▸ Your instructions
Write the lines from the one containing "bar-incidente-grave xyxy=(186,828,203,972)" through the one containing "y-tick-label: 100 xyxy=(77,660,121,686)" as a JSON list of strings, one string per line, leaving out blank lines.

Box coordinate listings
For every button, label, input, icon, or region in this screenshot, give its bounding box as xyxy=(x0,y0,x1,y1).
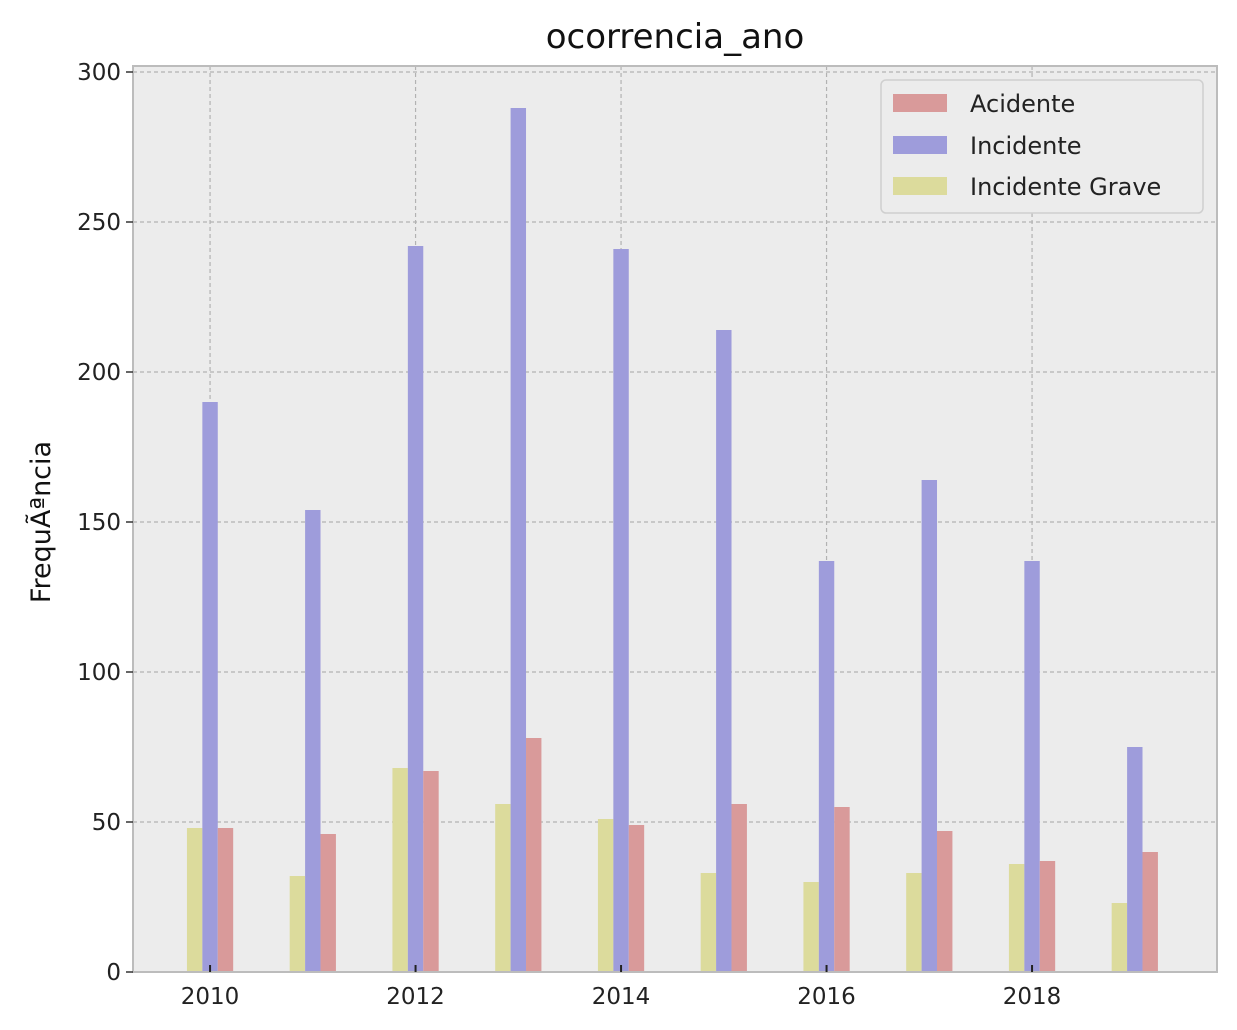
bar-incidente-grave xyxy=(186,828,203,972)
bar-acidente xyxy=(217,828,234,972)
bar-incidente-grave xyxy=(803,882,819,972)
legend-label-incidente: Incidente xyxy=(970,132,1082,160)
legend-box xyxy=(880,79,1204,214)
bar-incidente xyxy=(305,510,321,972)
chart-title: ocorrencia_ano xyxy=(546,17,805,57)
series-acidente xyxy=(217,738,1158,972)
bar-incidente xyxy=(202,402,218,972)
bar-incidente-grave xyxy=(1008,864,1025,972)
legend-swatch-acidente xyxy=(893,94,947,112)
bar-incidente-grave xyxy=(906,873,922,972)
bar-incidente-grave xyxy=(1111,903,1128,972)
plot-frame xyxy=(132,65,1218,973)
bar-acidente xyxy=(834,807,850,972)
legend-label-acidente: Acidente xyxy=(970,90,1075,118)
bar-acidente xyxy=(1142,852,1158,972)
bar-acidente xyxy=(731,804,747,972)
bar-acidente xyxy=(320,834,336,972)
x-tick-label: 2014 xyxy=(592,984,651,1010)
y-tick-label: 150 xyxy=(77,510,121,536)
series-incidente-grave xyxy=(186,768,1128,972)
bar-acidente xyxy=(526,738,542,972)
bar-incidente xyxy=(407,246,424,972)
y-tick-label: 250 xyxy=(77,210,121,236)
bar-incidente xyxy=(716,330,732,972)
bar-incidente-grave xyxy=(289,876,306,972)
bar-incidente-grave xyxy=(700,873,717,972)
bar-acidente xyxy=(1039,861,1056,972)
bar-acidente xyxy=(628,825,645,972)
y-tick-label: 100 xyxy=(77,660,121,686)
y-tick-label: 50 xyxy=(92,810,121,836)
legend: Acidente Incidente Incidente Grave xyxy=(880,79,1204,214)
bar-incidente-grave xyxy=(495,804,511,972)
legend-label-incidente-grave: Incidente Grave xyxy=(970,173,1161,201)
bar-acidente xyxy=(937,831,953,972)
axis-ticks: 0 50 100 150 200 250 300 2010 2012 2014 2016 2018 xyxy=(77,60,1061,1010)
bar-incidente xyxy=(510,108,527,972)
legend-swatch-incidente xyxy=(893,136,947,154)
bar-incidente xyxy=(921,480,938,972)
bar-incidente xyxy=(1127,747,1143,972)
y-tick-label: 0 xyxy=(106,960,121,986)
bar-incidente-grave xyxy=(392,768,408,972)
bar-acidente xyxy=(423,771,439,972)
series-incidente xyxy=(202,108,1143,972)
y-tick-label: 300 xyxy=(77,60,121,86)
x-tick-label: 2016 xyxy=(797,984,856,1010)
bar-incidente xyxy=(613,249,629,972)
x-tick-label: 2012 xyxy=(386,984,445,1010)
bar-incidente-grave xyxy=(597,819,614,972)
y-axis-label: FrequÃªncia xyxy=(25,441,57,603)
legend-swatch-incidente-grave xyxy=(893,177,947,195)
x-tick-label: 2010 xyxy=(181,984,240,1010)
bar-incidente xyxy=(1024,561,1040,972)
bar-incidente xyxy=(818,561,835,972)
x-tick-label: 2018 xyxy=(1003,984,1062,1010)
y-tick-label: 200 xyxy=(77,360,121,386)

▸ Written reply
[
  "bar-incidente-grave xyxy=(186,828,203,972)",
  "bar-acidente xyxy=(217,828,234,972)",
  "bar-incidente-grave xyxy=(803,882,819,972)",
  "legend-label-incidente: Incidente xyxy=(970,132,1082,160)",
  "legend-box xyxy=(880,79,1204,214)",
  "bar-incidente xyxy=(305,510,321,972)",
  "chart-title: ocorrencia_ano xyxy=(546,17,805,57)",
  "series-acidente xyxy=(217,738,1158,972)",
  "bar-incidente xyxy=(202,402,218,972)",
  "bar-incidente-grave xyxy=(1008,864,1025,972)",
  "legend-swatch-acidente xyxy=(893,94,947,112)",
  "bar-incidente-grave xyxy=(906,873,922,972)",
  "bar-incidente-grave xyxy=(1111,903,1128,972)",
  "plot-frame xyxy=(132,65,1218,973)",
  "bar-acidente xyxy=(834,807,850,972)",
  "legend-label-acidente: Acidente xyxy=(970,90,1075,118)",
  "bar-acidente xyxy=(1142,852,1158,972)",
  "bar-acidente xyxy=(731,804,747,972)",
  "bar-acidente xyxy=(320,834,336,972)",
  "x-tick-label: 2014 xyxy=(592,984,651,1010)",
  "y-tick-label: 150 xyxy=(77,510,121,536)",
  "series-incidente-grave xyxy=(186,768,1128,972)",
  "bar-acidente xyxy=(526,738,542,972)",
  "bar-incidente xyxy=(407,246,424,972)",
  "y-tick-label: 250 xyxy=(77,210,121,236)",
  "bar-incidente xyxy=(716,330,732,972)",
  "bar-incidente-grave xyxy=(289,876,306,972)",
  "bar-incidente-grave xyxy=(700,873,717,972)",
  "bar-acidente xyxy=(1039,861,1056,972)",
  "bar-acidente xyxy=(628,825,645,972)",
  "y-tick-label: 100 xyxy=(77,660,121,686)"
]